§ CHALLENGE:
Please reproduce every record, keeping each one exactly as written.

§ GIVEN RECORDS:
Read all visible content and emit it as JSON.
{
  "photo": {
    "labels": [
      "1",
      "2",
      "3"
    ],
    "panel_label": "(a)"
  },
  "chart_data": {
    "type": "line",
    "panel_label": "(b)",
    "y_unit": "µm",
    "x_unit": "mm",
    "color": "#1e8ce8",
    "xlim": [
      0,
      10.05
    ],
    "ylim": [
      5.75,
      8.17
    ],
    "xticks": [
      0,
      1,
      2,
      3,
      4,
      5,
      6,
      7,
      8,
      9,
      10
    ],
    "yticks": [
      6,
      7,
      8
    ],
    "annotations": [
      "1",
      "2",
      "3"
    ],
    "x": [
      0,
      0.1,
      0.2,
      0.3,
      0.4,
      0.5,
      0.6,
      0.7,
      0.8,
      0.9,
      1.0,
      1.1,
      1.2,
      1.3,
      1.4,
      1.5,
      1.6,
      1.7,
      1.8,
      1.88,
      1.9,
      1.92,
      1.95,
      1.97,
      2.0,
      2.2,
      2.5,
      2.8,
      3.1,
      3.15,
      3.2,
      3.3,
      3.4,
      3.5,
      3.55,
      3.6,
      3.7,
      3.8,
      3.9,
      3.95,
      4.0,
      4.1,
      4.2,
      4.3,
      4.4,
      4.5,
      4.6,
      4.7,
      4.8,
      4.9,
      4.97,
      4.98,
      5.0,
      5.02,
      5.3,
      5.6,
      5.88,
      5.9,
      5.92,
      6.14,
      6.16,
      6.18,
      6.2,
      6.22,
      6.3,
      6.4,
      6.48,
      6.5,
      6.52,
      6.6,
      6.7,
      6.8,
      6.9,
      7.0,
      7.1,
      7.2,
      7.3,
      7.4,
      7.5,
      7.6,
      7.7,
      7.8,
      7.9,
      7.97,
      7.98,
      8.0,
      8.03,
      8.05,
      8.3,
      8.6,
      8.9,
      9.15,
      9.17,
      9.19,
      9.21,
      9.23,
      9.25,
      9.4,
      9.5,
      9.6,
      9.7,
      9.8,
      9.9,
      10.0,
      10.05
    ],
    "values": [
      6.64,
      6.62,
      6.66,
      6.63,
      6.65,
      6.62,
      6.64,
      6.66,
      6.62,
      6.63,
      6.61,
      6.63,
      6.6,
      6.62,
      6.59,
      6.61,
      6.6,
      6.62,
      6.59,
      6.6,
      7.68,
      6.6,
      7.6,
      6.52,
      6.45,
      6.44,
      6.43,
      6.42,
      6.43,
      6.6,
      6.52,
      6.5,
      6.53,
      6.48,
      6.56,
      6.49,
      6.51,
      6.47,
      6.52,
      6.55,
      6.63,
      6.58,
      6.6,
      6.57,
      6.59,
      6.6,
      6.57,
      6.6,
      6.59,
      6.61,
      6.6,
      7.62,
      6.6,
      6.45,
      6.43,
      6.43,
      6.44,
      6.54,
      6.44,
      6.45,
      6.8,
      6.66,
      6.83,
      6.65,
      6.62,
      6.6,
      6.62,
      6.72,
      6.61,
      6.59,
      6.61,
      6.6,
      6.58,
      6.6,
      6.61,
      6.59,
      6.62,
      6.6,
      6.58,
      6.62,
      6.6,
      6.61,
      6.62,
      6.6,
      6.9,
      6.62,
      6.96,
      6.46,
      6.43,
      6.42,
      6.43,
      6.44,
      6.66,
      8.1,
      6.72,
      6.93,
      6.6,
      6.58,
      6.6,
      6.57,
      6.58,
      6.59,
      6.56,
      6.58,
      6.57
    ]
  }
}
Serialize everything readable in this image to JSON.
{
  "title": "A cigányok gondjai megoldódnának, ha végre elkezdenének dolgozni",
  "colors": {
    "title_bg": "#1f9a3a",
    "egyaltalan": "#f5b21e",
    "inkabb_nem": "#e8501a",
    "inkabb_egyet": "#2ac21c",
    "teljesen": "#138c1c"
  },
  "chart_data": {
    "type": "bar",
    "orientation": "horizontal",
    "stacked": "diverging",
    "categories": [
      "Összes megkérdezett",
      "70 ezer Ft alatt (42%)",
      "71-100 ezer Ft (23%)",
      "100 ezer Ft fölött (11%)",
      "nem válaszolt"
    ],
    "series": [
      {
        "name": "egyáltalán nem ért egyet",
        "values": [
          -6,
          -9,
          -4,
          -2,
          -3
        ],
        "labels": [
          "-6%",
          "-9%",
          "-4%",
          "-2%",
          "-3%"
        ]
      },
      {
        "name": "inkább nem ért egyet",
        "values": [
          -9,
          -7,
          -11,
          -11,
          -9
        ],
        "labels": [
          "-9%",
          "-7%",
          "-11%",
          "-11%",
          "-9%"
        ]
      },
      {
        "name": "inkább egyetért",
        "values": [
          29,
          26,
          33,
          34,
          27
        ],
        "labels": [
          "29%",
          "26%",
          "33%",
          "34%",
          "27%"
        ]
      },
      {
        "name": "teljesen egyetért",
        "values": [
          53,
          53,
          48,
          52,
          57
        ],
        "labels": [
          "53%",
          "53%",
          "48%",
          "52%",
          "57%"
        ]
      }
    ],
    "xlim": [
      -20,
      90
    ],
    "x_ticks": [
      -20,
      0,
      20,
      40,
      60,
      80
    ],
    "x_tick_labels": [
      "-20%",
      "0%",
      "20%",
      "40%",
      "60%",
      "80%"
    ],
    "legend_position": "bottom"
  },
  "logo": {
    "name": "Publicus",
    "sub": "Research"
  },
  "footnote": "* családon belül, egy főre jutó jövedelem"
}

§ OUTPUT:
Read all visible content and emit it as JSON.
{
  "photo": {
    "labels": [
      "1",
      "2",
      "3"
    ],
    "panel_label": "(a)"
  },
  "chart_data": {
    "type": "line",
    "panel_label": "(b)",
    "y_unit": "µm",
    "x_unit": "mm",
    "color": "#1e8ce8",
    "xlim": [
      0,
      10.05
    ],
    "ylim": [
      5.75,
      8.17
    ],
    "xticks": [
      0,
      1,
      2,
      3,
      4,
      5,
      6,
      7,
      8,
      9,
      10
    ],
    "yticks": [
      6,
      7,
      8
    ],
    "annotations": [
      "1",
      "2",
      "3"
    ],
    "x": [
      0,
      0.1,
      0.2,
      0.3,
      0.4,
      0.5,
      0.6,
      0.7,
      0.8,
      0.9,
      1.0,
      1.1,
      1.2,
      1.3,
      1.4,
      1.5,
      1.6,
      1.7,
      1.8,
      1.88,
      1.9,
      1.92,
      1.95,
      1.97,
      2.0,
      2.2,
      2.5,
      2.8,
      3.1,
      3.15,
      3.2,
      3.3,
      3.4,
      3.5,
      3.55,
      3.6,
      3.7,
      3.8,
      3.9,
      3.95,
      4.0,
      4.1,
      4.2,
      4.3,
      4.4,
      4.5,
      4.6,
      4.7,
      4.8,
      4.9,
      4.97,
      4.98,
      5.0,
      5.02,
      5.3,
      5.6,
      5.88,
      5.9,
      5.92,
      6.14,
      6.16,
      6.18,
      6.2,
      6.22,
      6.3,
      6.4,
      6.48,
      6.5,
      6.52,
      6.6,
      6.7,
      6.8,
      6.9,
      7.0,
      7.1,
      7.2,
      7.3,
      7.4,
      7.5,
      7.6,
      7.7,
      7.8,
      7.9,
      7.97,
      7.98,
      8.0,
      8.03,
      8.05,
      8.3,
      8.6,
      8.9,
      9.15,
      9.17,
      9.19,
      9.21,
      9.23,
      9.25,
      9.4,
      9.5,
      9.6,
      9.7,
      9.8,
      9.9,
      10.0,
      10.05
    ],
    "values": [
      6.64,
      6.62,
      6.66,
      6.63,
      6.65,
      6.62,
      6.64,
      6.66,
      6.62,
      6.63,
      6.61,
      6.63,
      6.6,
      6.62,
      6.59,
      6.61,
      6.6,
      6.62,
      6.59,
      6.6,
      7.68,
      6.6,
      7.6,
      6.52,
      6.45,
      6.44,
      6.43,
      6.42,
      6.43,
      6.6,
      6.52,
      6.5,
      6.53,
      6.48,
      6.56,
      6.49,
      6.51,
      6.47,
      6.52,
      6.55,
      6.63,
      6.58,
      6.6,
      6.57,
      6.59,
      6.6,
      6.57,
      6.6,
      6.59,
      6.61,
      6.6,
      7.62,
      6.6,
      6.45,
      6.43,
      6.43,
      6.44,
      6.54,
      6.44,
      6.45,
      6.8,
      6.66,
      6.83,
      6.65,
      6.62,
      6.6,
      6.62,
      6.72,
      6.61,
      6.59,
      6.61,
      6.6,
      6.58,
      6.6,
      6.61,
      6.59,
      6.62,
      6.6,
      6.58,
      6.62,
      6.6,
      6.61,
      6.62,
      6.6,
      6.9,
      6.62,
      6.96,
      6.46,
      6.43,
      6.42,
      6.43,
      6.44,
      6.66,
      8.1,
      6.72,
      6.93,
      6.6,
      6.58,
      6.6,
      6.57,
      6.58,
      6.59,
      6.56,
      6.58,
      6.57
    ]
  }
}
Serialize everything readable in this image to JSON.
{
  "title": "A cigányok gondjai megoldódnának, ha végre elkezdenének dolgozni",
  "colors": {
    "title_bg": "#1f9a3a",
    "egyaltalan": "#f5b21e",
    "inkabb_nem": "#e8501a",
    "inkabb_egyet": "#2ac21c",
    "teljesen": "#138c1c"
  },
  "chart_data": {
    "type": "bar",
    "orientation": "horizontal",
    "stacked": "diverging",
    "categories": [
      "Összes megkérdezett",
      "70 ezer Ft alatt (42%)",
      "71-100 ezer Ft (23%)",
      "100 ezer Ft fölött (11%)",
      "nem válaszolt"
    ],
    "series": [
      {
        "name": "egyáltalán nem ért egyet",
        "values": [
          -6,
          -9,
          -4,
          -2,
          -3
        ],
        "labels": [
          "-6%",
          "-9%",
          "-4%",
          "-2%",
          "-3%"
        ]
      },
      {
        "name": "inkább nem ért egyet",
        "values": [
          -9,
          -7,
          -11,
          -11,
          -9
        ],
        "labels": [
          "-9%",
          "-7%",
          "-11%",
          "-11%",
          "-9%"
        ]
      },
      {
        "name": "inkább egyetért",
        "values": [
          29,
          26,
          33,
          34,
          27
        ],
        "labels": [
          "29%",
          "26%",
          "33%",
          "34%",
          "27%"
        ]
      },
      {
        "name": "teljesen egyetért",
        "values": [
          53,
          53,
          48,
          52,
          57
        ],
        "labels": [
          "53%",
          "53%",
          "48%",
          "52%",
          "57%"
        ]
      }
    ],
    "xlim": [
      -20,
      90
    ],
    "x_ticks": [
      -20,
      0,
      20,
      40,
      60,
      80
    ],
    "x_tick_labels": [
      "-20%",
      "0%",
      "20%",
      "40%",
      "60%",
      "80%"
    ],
    "legend_position": "bottom"
  },
  "logo": {
    "name": "Publicus",
    "sub": "Research"
  },
  "footnote": "* családon belül, egy főre jutó jövedelem"
}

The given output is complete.